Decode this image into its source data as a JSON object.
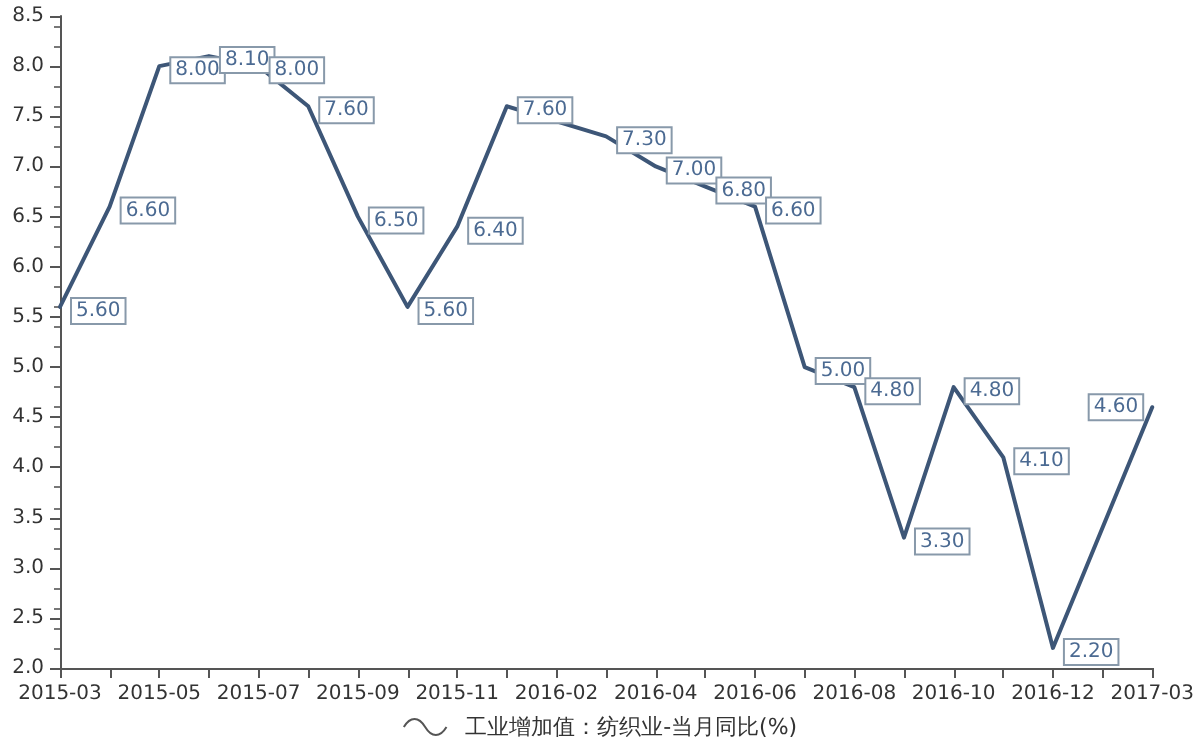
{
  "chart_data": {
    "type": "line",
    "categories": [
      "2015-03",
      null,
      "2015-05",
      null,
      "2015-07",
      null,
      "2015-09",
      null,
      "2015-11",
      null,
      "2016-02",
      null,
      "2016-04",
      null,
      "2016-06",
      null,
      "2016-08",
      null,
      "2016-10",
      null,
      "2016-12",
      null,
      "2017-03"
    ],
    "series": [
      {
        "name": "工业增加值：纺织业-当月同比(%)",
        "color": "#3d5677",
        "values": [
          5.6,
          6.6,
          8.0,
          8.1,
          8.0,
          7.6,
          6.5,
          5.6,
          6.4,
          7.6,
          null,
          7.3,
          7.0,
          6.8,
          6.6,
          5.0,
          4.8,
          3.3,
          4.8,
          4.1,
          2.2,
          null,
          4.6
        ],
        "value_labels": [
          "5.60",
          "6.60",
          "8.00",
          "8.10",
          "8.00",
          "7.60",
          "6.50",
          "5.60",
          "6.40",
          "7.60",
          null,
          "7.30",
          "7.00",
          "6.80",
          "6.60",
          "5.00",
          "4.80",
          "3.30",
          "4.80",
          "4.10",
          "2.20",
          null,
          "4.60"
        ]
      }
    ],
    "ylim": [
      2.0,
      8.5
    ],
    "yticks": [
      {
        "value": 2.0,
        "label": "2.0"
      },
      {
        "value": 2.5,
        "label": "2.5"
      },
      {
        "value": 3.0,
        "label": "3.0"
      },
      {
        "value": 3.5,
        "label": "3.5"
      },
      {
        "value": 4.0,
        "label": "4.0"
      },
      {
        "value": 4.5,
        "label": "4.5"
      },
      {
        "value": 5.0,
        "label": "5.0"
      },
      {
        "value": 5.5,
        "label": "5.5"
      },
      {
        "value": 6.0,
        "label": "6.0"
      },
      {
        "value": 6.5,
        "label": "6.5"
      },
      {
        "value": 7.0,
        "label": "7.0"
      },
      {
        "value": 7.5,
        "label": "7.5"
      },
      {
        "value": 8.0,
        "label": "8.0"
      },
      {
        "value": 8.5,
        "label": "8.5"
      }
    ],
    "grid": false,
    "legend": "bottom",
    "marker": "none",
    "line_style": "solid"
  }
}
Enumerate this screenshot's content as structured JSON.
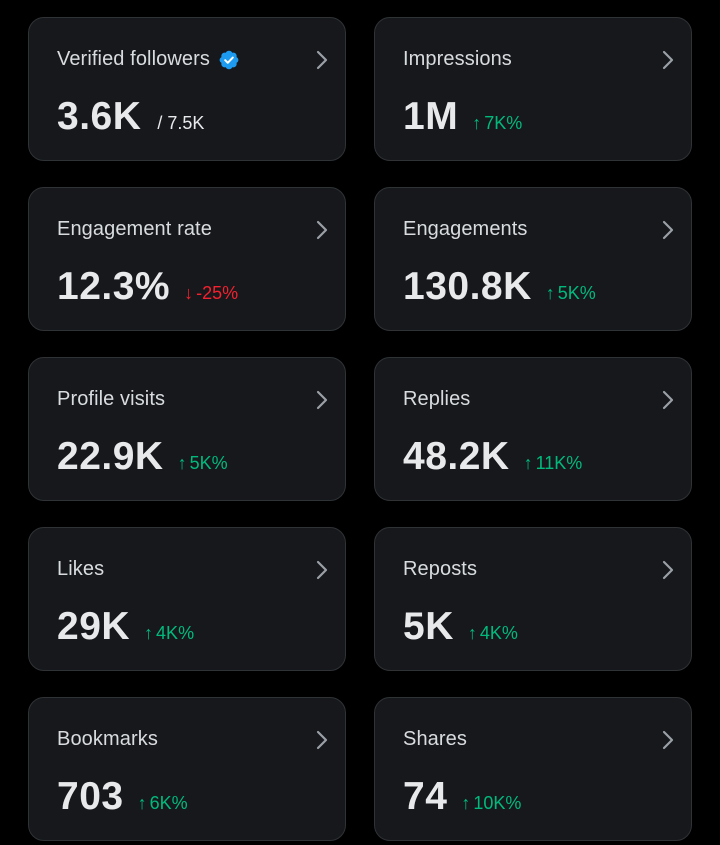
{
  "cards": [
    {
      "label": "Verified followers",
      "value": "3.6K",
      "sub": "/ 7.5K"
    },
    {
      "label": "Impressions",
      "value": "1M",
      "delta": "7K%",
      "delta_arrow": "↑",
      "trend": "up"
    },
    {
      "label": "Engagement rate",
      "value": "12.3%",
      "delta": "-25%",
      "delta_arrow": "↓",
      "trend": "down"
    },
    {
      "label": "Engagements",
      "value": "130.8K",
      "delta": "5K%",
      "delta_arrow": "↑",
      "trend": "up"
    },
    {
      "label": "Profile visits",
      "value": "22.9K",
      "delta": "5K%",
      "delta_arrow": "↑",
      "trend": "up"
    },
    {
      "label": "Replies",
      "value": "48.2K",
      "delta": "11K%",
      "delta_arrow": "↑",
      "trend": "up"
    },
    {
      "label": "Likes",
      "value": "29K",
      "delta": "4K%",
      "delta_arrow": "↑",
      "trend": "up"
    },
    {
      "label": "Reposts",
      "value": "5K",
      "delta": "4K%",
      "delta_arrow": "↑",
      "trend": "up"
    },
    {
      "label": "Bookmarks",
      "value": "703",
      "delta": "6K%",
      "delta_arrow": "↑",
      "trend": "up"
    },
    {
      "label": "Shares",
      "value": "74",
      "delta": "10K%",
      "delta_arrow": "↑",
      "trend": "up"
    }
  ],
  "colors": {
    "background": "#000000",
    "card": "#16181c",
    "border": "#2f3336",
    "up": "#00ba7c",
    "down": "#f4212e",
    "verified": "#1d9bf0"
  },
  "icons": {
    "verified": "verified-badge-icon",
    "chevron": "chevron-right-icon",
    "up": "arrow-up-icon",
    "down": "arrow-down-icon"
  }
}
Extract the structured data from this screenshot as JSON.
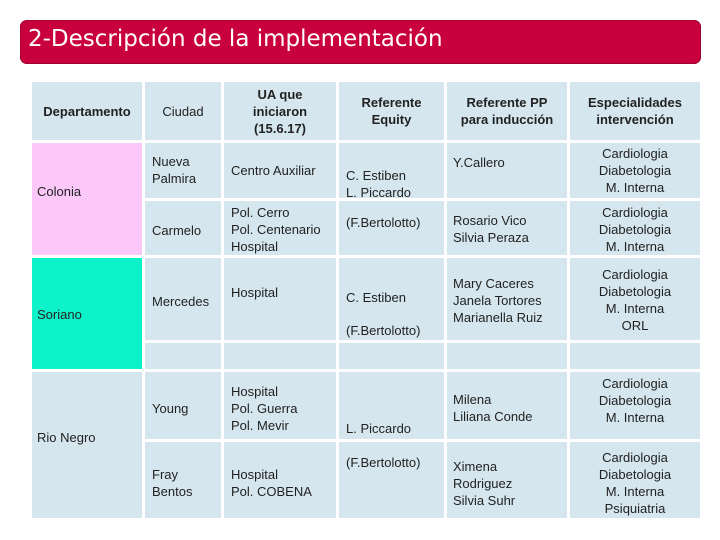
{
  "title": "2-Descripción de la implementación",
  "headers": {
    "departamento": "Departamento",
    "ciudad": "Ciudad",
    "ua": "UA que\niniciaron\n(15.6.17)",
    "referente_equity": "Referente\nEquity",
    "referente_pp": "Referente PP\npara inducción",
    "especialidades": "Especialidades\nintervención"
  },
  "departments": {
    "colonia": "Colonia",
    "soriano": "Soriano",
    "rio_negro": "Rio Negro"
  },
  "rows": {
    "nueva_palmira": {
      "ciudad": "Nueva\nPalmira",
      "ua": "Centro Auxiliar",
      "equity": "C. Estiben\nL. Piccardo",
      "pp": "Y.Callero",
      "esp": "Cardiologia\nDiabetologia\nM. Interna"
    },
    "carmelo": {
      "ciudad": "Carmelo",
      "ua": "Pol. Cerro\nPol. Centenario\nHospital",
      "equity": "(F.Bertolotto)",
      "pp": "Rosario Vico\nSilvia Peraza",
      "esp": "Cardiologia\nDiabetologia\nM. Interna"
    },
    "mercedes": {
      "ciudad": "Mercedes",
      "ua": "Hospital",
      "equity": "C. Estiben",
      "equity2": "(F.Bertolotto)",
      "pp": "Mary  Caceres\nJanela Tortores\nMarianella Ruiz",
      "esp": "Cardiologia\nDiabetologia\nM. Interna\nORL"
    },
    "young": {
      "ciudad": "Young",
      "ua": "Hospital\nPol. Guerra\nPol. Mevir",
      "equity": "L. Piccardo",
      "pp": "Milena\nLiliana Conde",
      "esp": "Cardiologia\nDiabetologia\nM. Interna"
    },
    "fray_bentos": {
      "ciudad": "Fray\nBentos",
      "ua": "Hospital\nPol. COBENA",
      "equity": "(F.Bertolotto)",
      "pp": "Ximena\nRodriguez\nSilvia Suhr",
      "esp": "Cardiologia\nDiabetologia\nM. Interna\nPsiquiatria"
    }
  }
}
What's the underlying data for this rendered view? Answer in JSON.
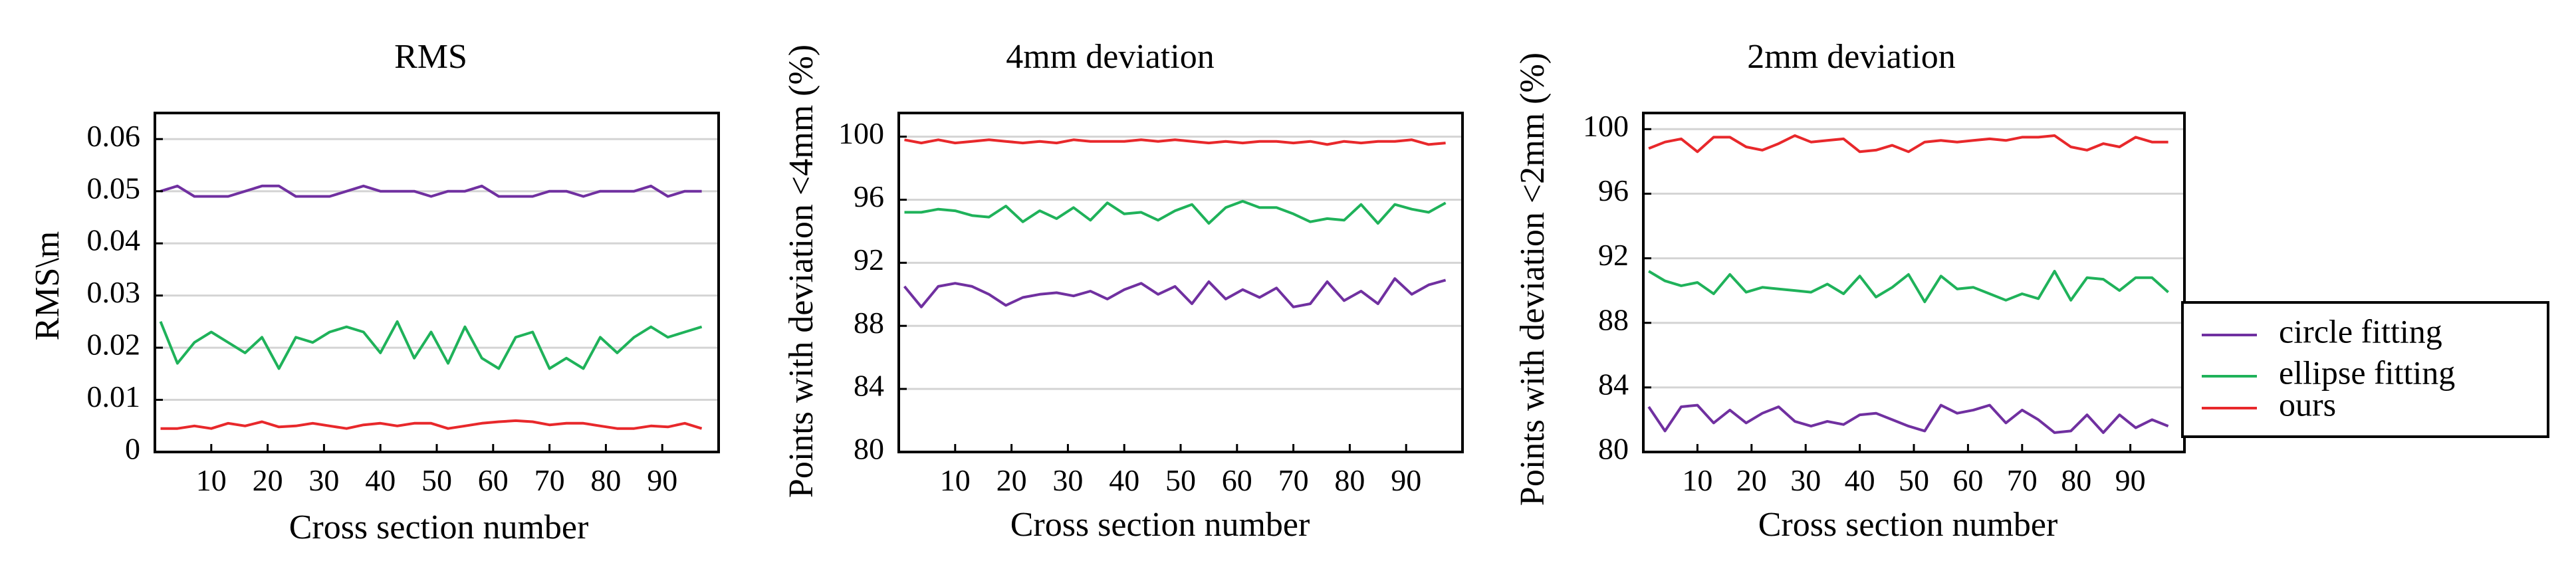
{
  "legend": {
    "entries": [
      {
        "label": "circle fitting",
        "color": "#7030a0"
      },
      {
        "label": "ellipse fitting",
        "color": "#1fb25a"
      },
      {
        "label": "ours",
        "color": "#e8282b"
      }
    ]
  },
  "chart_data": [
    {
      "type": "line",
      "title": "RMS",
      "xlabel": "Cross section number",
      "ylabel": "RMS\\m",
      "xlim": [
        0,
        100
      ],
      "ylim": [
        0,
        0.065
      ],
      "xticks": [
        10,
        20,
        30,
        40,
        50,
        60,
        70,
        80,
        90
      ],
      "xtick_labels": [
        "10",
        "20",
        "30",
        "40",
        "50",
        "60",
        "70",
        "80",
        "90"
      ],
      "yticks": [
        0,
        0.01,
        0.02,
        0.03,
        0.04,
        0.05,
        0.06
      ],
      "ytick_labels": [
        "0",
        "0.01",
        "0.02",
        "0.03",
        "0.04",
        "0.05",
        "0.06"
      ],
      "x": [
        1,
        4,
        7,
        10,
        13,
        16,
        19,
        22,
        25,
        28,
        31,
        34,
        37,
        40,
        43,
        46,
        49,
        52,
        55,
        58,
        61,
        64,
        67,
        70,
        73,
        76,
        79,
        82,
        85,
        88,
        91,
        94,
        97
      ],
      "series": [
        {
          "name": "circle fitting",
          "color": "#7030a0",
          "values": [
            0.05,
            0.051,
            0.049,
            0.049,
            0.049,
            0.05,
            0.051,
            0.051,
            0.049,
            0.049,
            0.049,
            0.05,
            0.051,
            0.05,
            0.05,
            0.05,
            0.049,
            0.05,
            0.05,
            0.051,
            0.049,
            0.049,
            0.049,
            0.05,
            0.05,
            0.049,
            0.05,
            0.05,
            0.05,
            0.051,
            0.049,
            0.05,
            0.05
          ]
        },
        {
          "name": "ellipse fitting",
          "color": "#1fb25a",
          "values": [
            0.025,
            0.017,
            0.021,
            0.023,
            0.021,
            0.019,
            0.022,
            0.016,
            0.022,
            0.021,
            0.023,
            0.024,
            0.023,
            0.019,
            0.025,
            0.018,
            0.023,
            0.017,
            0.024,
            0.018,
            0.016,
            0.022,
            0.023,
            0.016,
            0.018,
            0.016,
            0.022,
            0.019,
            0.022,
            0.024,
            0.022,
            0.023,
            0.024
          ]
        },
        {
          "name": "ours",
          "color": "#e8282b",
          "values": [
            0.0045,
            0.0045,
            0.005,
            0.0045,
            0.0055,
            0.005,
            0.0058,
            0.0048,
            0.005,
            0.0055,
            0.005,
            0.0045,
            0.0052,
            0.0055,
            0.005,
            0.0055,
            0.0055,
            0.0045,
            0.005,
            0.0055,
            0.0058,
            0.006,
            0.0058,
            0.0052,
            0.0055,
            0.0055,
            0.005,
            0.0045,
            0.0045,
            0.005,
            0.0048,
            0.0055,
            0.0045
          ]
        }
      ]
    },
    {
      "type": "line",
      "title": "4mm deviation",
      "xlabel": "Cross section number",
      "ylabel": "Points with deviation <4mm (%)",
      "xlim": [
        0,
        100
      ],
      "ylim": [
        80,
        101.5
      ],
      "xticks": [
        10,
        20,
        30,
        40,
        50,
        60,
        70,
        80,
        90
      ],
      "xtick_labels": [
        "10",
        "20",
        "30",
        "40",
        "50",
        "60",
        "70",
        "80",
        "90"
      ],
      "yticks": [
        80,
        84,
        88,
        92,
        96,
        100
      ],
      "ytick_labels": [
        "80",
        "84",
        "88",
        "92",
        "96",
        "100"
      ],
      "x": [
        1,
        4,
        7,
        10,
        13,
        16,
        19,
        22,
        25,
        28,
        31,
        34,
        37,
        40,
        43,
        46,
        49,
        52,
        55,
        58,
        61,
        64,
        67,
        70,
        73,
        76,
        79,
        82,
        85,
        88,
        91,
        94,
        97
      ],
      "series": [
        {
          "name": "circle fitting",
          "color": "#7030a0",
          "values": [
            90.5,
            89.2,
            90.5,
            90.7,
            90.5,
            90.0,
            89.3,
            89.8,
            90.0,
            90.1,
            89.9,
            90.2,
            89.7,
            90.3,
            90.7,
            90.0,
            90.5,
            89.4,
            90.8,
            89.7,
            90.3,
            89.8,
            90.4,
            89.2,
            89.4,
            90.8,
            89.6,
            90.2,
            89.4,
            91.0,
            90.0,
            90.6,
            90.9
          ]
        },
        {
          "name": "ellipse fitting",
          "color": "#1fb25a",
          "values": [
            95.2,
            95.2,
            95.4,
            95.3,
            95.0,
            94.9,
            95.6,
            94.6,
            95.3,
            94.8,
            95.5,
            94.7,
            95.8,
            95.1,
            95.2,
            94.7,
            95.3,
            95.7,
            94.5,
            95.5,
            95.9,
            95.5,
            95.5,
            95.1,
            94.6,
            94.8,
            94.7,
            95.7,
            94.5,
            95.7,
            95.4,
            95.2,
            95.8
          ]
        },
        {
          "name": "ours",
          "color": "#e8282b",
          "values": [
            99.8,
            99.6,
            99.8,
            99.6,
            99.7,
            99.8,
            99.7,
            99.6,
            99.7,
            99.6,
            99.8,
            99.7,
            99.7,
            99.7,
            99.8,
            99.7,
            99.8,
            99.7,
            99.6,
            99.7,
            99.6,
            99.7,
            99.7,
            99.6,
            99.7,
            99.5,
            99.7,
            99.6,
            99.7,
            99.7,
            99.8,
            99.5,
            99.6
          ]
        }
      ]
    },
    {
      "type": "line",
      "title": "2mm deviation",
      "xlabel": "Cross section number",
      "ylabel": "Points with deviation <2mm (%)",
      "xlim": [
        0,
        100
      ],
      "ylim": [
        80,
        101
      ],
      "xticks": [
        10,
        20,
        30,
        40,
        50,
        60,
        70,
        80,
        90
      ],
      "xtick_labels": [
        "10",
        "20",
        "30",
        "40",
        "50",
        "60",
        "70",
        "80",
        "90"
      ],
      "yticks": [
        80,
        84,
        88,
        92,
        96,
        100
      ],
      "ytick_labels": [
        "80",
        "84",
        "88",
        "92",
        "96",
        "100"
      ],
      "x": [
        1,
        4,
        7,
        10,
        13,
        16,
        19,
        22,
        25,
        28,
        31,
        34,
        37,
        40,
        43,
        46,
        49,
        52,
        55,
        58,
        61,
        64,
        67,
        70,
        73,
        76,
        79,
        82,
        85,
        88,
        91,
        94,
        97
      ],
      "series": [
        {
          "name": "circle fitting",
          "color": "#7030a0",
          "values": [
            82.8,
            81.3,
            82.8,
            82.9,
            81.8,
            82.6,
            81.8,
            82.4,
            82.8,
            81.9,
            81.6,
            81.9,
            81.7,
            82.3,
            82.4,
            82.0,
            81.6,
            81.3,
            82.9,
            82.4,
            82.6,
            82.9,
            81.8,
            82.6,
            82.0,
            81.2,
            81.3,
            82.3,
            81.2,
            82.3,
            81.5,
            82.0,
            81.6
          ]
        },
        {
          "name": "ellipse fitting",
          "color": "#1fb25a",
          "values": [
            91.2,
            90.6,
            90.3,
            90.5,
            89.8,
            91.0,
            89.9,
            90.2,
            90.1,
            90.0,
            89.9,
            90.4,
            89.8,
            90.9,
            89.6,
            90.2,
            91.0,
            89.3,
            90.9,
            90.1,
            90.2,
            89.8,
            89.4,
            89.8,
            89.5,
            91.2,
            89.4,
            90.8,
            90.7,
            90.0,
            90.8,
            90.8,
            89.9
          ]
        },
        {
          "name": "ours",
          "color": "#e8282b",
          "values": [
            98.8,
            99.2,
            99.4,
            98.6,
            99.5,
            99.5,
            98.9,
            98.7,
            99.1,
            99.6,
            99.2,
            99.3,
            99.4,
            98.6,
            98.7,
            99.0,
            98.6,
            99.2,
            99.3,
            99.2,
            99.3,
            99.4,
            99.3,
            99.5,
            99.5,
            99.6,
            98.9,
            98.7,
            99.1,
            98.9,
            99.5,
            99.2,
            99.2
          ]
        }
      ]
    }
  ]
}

-- -- --

> TASK DESCRIPTION: Select the lines that carry the string "ciudad" and copy them.

> THE ANSWER:
    "ciudad": "Ciudad",
      "ciudad": "Nueva\nPalmira",
      "ciudad": "Carmelo",
      "ciudad": "Mercedes",
      "ciudad": "Young",
      "ciudad": "Fray\nBentos",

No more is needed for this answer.